* **SET EXERCISE**: Every line below that holds the string "level" should be copied out.

* **DATASET CONTENT**:
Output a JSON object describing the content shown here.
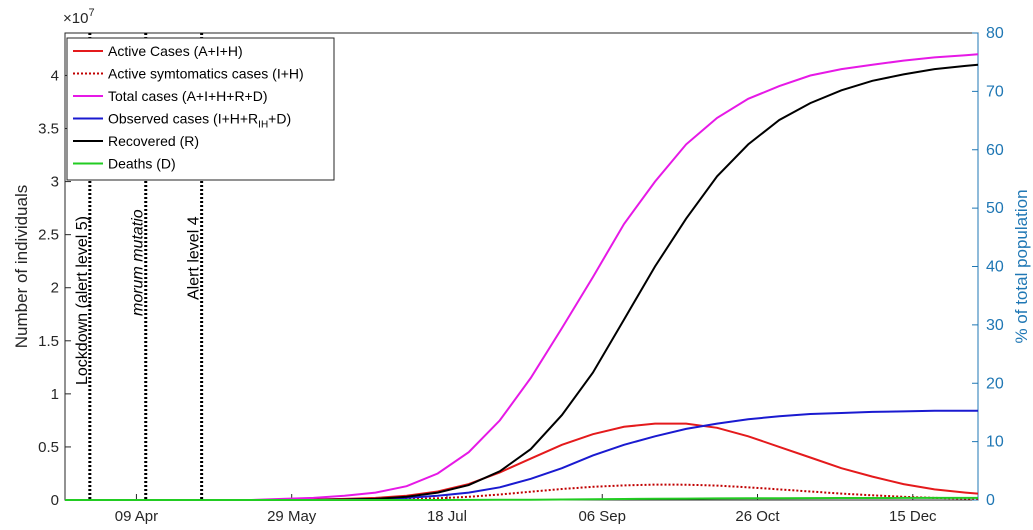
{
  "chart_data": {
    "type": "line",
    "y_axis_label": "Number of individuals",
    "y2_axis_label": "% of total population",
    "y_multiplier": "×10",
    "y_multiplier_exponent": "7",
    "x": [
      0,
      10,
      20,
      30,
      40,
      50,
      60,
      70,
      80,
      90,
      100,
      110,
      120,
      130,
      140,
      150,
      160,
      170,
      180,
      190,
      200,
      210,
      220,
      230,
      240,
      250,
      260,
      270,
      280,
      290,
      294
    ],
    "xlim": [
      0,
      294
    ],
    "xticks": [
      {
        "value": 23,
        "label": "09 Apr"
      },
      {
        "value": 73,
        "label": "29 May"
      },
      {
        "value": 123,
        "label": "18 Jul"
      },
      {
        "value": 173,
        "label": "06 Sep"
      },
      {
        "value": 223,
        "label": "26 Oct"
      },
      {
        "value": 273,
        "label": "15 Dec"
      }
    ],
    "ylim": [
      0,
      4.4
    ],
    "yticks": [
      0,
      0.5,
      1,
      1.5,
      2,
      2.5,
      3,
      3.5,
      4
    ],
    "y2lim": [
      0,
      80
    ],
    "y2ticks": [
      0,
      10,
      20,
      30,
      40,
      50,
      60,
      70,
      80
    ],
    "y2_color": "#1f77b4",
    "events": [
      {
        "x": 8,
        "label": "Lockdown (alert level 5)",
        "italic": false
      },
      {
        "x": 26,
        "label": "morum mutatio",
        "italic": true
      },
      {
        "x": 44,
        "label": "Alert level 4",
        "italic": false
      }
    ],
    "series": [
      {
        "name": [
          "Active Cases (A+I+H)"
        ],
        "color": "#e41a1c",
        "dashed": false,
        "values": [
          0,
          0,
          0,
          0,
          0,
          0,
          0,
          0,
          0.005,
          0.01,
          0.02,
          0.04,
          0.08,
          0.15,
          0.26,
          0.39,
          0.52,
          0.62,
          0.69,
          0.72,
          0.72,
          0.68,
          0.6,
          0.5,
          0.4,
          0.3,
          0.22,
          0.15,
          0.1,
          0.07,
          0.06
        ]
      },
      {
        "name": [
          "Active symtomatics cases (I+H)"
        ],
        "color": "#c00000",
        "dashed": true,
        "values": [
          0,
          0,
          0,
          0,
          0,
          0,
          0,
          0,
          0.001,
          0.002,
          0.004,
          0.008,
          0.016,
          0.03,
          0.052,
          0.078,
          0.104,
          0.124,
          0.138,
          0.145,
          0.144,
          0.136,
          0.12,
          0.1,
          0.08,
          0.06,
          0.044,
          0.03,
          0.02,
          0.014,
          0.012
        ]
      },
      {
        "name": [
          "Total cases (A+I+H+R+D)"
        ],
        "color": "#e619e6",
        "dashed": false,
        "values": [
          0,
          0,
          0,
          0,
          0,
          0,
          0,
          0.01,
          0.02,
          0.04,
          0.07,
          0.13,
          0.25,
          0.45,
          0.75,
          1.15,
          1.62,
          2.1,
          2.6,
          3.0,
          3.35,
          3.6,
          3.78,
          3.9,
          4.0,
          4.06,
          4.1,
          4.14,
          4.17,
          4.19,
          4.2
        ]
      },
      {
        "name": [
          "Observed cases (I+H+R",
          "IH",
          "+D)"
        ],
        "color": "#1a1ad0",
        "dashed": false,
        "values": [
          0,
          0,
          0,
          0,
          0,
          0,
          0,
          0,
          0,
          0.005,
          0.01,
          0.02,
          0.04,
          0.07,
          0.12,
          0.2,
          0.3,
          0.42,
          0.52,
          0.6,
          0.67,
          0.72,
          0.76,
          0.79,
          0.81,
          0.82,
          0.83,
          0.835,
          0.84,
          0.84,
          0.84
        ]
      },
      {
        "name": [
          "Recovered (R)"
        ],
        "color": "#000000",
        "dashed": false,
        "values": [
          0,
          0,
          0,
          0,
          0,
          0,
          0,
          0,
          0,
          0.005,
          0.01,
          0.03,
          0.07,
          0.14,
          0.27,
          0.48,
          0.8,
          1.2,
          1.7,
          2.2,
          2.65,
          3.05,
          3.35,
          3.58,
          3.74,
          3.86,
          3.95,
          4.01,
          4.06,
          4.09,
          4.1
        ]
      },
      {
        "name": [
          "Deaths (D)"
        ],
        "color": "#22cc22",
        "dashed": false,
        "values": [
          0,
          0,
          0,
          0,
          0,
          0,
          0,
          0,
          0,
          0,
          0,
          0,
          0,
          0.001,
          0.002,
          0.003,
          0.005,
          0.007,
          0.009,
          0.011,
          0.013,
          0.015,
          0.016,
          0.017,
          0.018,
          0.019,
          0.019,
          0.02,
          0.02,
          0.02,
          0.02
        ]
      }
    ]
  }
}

* **PROBLEM SOLUTION**:
        "label": "Lockdown (alert level 5)",
        "label": "Alert level 4",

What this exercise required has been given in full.